▸ **DATA FOR THIS EXERCISE**
(begin)

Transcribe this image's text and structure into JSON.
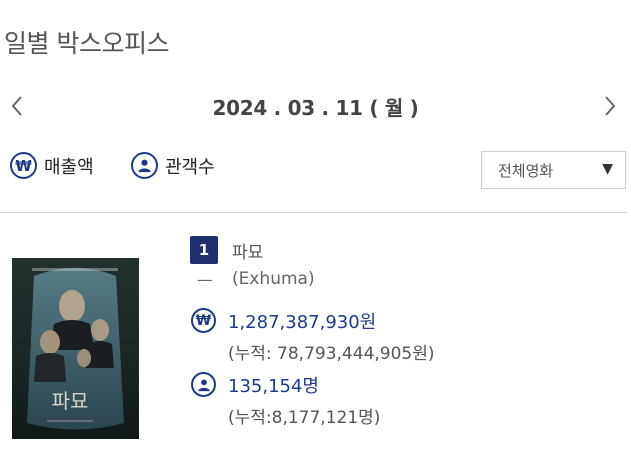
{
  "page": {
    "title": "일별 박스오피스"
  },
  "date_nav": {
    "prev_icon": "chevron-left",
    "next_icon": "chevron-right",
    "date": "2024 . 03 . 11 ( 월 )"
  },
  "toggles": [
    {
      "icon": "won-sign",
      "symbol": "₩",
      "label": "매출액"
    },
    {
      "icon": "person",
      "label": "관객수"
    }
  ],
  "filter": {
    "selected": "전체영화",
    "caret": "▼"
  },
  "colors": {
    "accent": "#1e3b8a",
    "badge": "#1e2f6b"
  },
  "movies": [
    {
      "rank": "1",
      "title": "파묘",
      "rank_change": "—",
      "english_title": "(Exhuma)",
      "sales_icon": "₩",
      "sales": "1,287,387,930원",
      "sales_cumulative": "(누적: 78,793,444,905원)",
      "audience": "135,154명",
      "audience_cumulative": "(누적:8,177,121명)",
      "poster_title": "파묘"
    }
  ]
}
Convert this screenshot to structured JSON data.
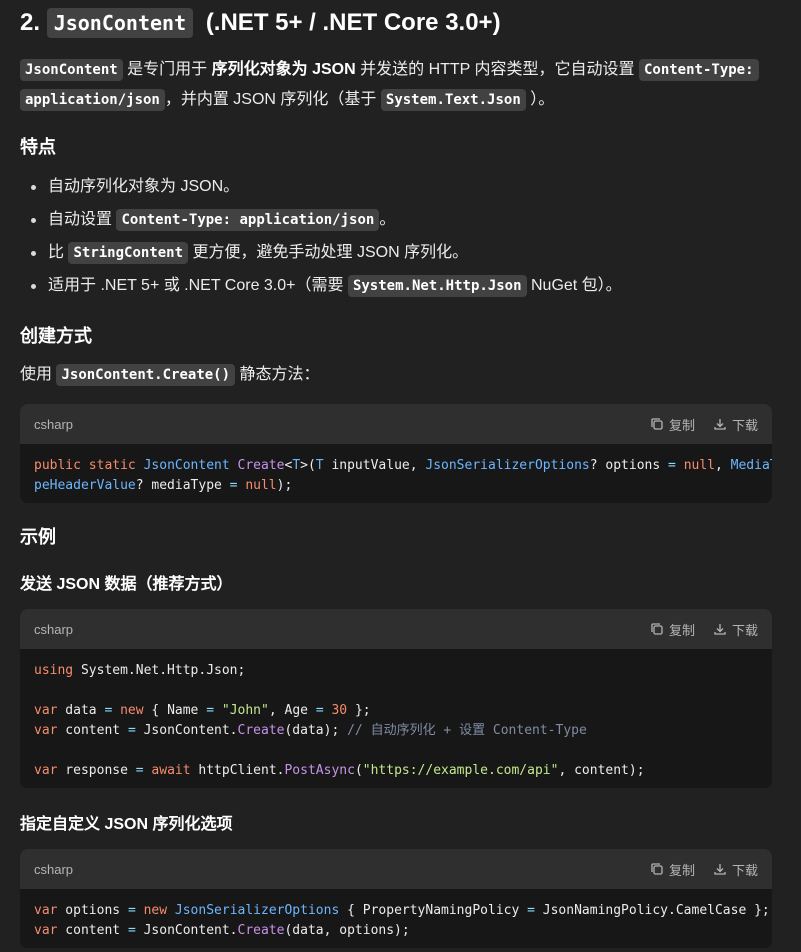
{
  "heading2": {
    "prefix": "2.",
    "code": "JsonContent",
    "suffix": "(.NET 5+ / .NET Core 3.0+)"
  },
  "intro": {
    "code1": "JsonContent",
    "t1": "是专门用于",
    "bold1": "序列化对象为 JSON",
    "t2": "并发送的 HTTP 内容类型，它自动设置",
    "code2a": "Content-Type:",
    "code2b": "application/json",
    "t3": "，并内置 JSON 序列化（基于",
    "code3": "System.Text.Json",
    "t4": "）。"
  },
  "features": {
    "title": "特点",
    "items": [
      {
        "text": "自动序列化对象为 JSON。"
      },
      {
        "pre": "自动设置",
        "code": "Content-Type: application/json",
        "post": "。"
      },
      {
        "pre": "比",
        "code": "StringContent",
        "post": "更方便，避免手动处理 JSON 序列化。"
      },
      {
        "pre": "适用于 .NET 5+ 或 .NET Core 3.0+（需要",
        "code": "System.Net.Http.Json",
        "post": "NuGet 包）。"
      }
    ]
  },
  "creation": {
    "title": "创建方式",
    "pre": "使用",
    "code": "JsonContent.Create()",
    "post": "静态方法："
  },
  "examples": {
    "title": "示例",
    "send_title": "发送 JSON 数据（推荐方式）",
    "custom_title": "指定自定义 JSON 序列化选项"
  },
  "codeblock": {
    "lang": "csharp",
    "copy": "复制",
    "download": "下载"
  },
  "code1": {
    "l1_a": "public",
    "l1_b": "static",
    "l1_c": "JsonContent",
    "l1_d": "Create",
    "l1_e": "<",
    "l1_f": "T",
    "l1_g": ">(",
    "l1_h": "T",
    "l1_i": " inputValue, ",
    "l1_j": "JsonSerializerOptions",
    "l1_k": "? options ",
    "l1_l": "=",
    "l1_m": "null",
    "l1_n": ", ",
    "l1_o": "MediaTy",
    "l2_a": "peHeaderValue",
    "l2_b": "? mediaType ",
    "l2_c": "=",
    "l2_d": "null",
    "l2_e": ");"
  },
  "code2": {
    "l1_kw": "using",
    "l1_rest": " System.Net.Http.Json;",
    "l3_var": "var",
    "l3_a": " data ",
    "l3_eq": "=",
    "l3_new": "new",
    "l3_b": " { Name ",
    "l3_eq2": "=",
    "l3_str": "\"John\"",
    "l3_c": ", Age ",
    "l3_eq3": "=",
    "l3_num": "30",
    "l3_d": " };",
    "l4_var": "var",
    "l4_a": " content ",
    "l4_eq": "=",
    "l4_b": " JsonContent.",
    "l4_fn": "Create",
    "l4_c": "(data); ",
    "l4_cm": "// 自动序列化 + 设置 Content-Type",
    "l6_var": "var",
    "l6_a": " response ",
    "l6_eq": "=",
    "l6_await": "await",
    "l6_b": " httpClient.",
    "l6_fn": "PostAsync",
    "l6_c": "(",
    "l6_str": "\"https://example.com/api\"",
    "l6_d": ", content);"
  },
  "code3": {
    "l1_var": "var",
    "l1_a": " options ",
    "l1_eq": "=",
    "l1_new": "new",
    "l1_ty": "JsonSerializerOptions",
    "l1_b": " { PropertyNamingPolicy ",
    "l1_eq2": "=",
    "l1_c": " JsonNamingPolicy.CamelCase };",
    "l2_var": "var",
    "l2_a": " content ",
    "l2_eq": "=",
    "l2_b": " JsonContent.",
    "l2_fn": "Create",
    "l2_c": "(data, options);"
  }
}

(end)
(begin)

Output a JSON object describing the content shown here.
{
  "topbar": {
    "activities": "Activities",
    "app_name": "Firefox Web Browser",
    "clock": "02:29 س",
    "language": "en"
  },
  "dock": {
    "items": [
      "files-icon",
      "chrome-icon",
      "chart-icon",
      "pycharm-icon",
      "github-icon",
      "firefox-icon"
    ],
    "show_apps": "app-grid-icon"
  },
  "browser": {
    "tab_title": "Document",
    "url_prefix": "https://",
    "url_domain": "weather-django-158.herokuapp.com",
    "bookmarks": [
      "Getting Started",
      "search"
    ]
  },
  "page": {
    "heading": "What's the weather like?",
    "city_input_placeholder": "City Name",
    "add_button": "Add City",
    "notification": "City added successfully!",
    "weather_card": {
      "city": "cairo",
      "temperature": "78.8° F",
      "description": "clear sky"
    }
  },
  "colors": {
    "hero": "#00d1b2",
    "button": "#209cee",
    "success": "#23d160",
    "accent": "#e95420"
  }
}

(end)

▸ **INSTRUCTION**
Read the data above. Pull out each line in which the string "Core" appears.

▸ **OUTPUT OF THE TASK**
    "suffix": "(.NET 5+ / .NET Core 3.0+)"
        "pre": "适用于 .NET 5+ 或 .NET Core 3.0+（需要",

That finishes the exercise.